What is needed - Report, as a bare number, how many lines of the material below contain the word "الإسلام".

Material supplied -
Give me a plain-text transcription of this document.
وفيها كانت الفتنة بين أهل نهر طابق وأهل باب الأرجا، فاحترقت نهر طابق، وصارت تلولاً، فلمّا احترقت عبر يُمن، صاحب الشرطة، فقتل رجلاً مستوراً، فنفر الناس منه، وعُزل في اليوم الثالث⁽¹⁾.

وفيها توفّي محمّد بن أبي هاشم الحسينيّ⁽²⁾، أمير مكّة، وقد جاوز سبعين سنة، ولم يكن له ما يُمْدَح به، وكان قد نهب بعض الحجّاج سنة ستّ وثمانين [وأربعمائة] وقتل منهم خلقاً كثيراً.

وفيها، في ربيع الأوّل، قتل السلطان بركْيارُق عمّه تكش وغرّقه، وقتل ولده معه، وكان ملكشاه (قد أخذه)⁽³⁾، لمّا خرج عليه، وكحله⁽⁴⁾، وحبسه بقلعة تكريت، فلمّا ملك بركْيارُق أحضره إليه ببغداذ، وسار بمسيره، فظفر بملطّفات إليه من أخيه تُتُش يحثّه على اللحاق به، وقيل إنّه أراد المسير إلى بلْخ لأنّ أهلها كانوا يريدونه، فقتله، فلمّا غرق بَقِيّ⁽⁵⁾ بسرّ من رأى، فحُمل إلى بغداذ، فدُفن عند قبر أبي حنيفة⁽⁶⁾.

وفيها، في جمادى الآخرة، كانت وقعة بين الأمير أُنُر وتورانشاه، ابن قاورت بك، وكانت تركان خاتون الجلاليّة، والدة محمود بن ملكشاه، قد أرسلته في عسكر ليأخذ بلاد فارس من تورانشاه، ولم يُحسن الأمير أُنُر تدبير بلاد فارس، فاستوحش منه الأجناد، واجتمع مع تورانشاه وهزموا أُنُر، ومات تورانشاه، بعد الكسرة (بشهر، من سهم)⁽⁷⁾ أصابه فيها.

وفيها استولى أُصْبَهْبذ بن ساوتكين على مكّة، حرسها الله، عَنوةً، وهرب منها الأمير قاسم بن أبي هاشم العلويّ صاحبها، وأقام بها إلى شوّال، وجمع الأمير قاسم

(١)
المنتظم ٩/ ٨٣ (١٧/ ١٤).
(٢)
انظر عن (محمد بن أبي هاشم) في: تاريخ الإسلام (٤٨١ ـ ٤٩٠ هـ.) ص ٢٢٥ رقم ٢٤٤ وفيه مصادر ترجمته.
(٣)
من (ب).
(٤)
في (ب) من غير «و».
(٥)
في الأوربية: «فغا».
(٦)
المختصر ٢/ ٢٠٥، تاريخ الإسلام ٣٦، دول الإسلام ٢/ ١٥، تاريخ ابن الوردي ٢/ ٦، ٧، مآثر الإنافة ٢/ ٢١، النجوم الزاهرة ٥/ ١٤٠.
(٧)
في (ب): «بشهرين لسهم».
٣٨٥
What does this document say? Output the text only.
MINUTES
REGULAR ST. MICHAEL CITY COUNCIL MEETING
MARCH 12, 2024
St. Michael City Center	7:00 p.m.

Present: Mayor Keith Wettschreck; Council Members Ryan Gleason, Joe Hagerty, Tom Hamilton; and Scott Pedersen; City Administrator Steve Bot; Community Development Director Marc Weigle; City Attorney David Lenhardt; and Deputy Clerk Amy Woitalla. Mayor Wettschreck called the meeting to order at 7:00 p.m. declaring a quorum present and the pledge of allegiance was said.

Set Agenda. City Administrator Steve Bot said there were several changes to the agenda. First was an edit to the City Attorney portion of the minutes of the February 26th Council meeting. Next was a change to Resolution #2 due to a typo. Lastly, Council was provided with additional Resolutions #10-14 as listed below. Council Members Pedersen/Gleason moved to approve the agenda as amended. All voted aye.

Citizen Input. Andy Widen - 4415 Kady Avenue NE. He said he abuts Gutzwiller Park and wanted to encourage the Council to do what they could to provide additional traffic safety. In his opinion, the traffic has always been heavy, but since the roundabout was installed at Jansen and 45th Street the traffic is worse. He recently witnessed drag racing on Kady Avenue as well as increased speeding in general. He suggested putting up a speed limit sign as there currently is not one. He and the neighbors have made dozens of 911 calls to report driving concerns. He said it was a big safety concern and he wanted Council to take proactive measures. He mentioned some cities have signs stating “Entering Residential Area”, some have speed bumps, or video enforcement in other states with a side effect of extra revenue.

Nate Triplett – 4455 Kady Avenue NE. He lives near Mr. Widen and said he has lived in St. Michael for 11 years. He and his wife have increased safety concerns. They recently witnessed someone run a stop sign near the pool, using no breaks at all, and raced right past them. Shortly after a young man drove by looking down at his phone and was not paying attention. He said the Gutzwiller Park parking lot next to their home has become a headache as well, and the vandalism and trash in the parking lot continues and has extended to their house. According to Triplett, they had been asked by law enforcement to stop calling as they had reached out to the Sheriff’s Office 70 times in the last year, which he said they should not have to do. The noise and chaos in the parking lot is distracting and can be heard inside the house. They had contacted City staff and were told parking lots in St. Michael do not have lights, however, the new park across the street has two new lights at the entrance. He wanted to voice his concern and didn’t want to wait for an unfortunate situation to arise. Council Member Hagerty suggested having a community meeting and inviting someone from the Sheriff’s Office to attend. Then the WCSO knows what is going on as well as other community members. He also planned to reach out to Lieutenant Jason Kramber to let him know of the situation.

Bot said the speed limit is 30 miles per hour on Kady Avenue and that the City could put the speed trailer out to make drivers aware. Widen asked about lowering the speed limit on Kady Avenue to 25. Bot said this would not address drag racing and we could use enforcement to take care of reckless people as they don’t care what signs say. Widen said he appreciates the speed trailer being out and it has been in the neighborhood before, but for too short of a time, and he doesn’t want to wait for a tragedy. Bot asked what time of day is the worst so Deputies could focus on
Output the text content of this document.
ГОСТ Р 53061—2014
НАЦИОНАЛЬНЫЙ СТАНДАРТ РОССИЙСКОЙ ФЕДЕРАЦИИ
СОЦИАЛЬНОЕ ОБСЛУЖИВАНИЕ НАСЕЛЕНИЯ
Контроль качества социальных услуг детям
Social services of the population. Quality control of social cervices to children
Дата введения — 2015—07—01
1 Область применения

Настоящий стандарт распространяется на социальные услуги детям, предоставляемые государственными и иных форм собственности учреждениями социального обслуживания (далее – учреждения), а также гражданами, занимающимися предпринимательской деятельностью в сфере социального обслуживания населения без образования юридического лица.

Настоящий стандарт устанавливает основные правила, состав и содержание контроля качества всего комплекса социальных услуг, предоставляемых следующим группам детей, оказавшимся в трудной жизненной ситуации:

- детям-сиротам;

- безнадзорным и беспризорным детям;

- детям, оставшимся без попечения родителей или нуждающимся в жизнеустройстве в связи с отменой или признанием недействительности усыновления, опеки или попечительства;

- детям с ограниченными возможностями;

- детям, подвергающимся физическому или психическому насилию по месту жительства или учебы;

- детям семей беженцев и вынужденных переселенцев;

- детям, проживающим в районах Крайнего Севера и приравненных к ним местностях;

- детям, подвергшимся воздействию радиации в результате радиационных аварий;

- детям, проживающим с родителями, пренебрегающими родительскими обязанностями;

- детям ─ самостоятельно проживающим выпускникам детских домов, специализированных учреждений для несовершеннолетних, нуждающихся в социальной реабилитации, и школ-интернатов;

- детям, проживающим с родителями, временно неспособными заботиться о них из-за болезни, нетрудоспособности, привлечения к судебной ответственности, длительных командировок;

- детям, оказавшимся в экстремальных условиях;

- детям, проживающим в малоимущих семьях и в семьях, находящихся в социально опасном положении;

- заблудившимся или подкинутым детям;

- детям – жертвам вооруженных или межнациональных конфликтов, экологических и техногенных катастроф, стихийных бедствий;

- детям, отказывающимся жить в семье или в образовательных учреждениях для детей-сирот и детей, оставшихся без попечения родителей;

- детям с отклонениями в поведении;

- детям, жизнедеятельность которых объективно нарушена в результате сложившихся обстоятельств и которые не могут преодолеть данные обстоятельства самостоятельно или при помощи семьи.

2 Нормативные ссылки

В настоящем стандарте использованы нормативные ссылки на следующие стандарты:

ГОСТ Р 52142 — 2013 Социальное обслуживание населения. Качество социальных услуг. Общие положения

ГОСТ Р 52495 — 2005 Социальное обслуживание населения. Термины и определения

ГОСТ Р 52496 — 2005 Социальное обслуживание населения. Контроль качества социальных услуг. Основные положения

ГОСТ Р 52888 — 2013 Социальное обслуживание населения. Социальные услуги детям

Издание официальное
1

Problem solution - 2